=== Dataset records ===
[BEGIN]

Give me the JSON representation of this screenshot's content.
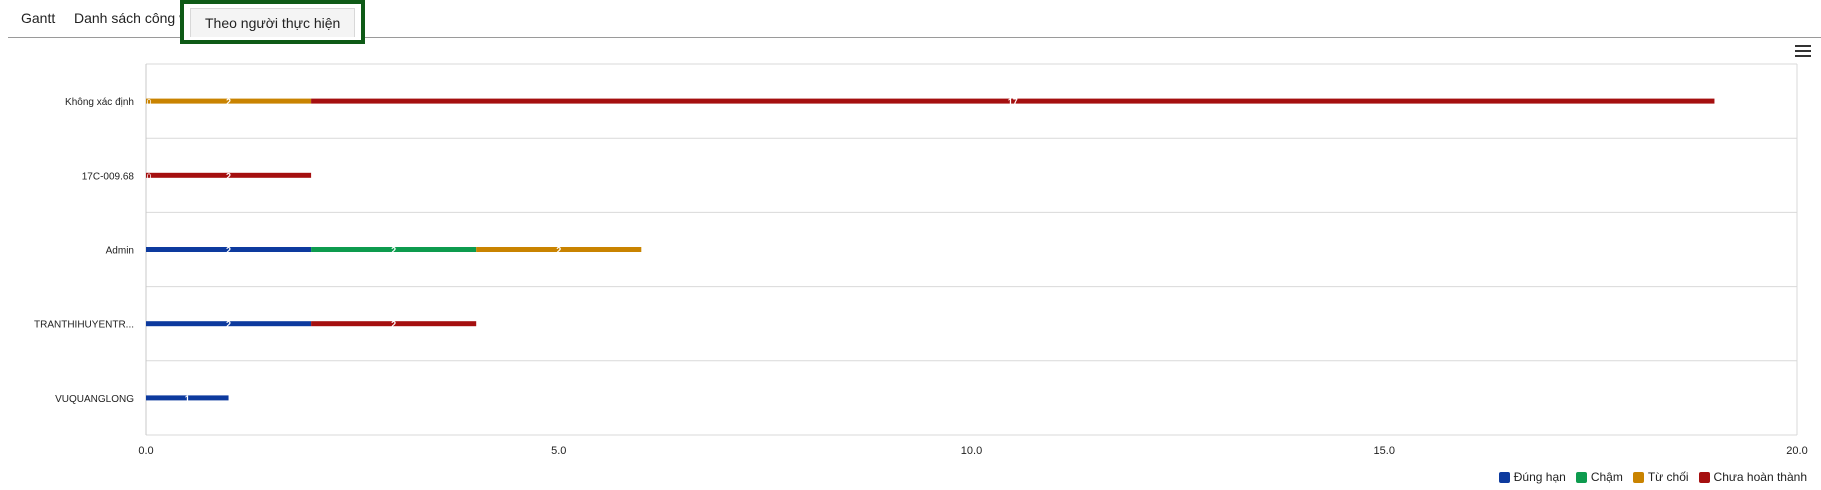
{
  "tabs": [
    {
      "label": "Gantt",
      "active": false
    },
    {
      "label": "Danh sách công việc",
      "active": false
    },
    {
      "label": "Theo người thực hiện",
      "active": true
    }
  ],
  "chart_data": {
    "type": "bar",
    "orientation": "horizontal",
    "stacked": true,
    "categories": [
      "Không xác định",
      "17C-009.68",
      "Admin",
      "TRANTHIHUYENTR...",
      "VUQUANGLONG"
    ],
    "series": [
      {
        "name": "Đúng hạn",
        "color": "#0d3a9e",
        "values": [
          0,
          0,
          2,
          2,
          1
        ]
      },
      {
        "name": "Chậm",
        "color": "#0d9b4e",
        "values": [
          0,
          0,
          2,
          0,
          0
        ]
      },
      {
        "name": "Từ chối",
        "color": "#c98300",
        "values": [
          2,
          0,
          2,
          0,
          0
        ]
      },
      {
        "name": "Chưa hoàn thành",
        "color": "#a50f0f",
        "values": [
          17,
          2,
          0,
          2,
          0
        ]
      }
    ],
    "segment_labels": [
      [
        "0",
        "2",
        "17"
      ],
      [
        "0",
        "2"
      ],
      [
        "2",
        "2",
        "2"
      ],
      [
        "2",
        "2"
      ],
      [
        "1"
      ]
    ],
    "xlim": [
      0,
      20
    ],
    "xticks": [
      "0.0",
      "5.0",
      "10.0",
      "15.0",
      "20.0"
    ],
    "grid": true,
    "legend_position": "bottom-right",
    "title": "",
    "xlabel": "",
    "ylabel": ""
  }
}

[END]

=== Short problem ===
Omit the pictures and reproduce the listing exactly.

=== Solved exercise ===
Give me the JSON representation of this screenshot's content.
{
  "tabs": [
    {
      "label": "Gantt",
      "active": false
    },
    {
      "label": "Danh sách công việc",
      "active": false
    },
    {
      "label": "Theo người thực hiện",
      "active": true
    }
  ],
  "chart_data": {
    "type": "bar",
    "orientation": "horizontal",
    "stacked": true,
    "categories": [
      "Không xác định",
      "17C-009.68",
      "Admin",
      "TRANTHIHUYENTR...",
      "VUQUANGLONG"
    ],
    "series": [
      {
        "name": "Đúng hạn",
        "color": "#0d3a9e",
        "values": [
          0,
          0,
          2,
          2,
          1
        ]
      },
      {
        "name": "Chậm",
        "color": "#0d9b4e",
        "values": [
          0,
          0,
          2,
          0,
          0
        ]
      },
      {
        "name": "Từ chối",
        "color": "#c98300",
        "values": [
          2,
          0,
          2,
          0,
          0
        ]
      },
      {
        "name": "Chưa hoàn thành",
        "color": "#a50f0f",
        "values": [
          17,
          2,
          0,
          2,
          0
        ]
      }
    ],
    "segment_labels": [
      [
        "0",
        "2",
        "17"
      ],
      [
        "0",
        "2"
      ],
      [
        "2",
        "2",
        "2"
      ],
      [
        "2",
        "2"
      ],
      [
        "1"
      ]
    ],
    "xlim": [
      0,
      20
    ],
    "xticks": [
      "0.0",
      "5.0",
      "10.0",
      "15.0",
      "20.0"
    ],
    "grid": true,
    "legend_position": "bottom-right",
    "title": "",
    "xlabel": "",
    "ylabel": ""
  }
}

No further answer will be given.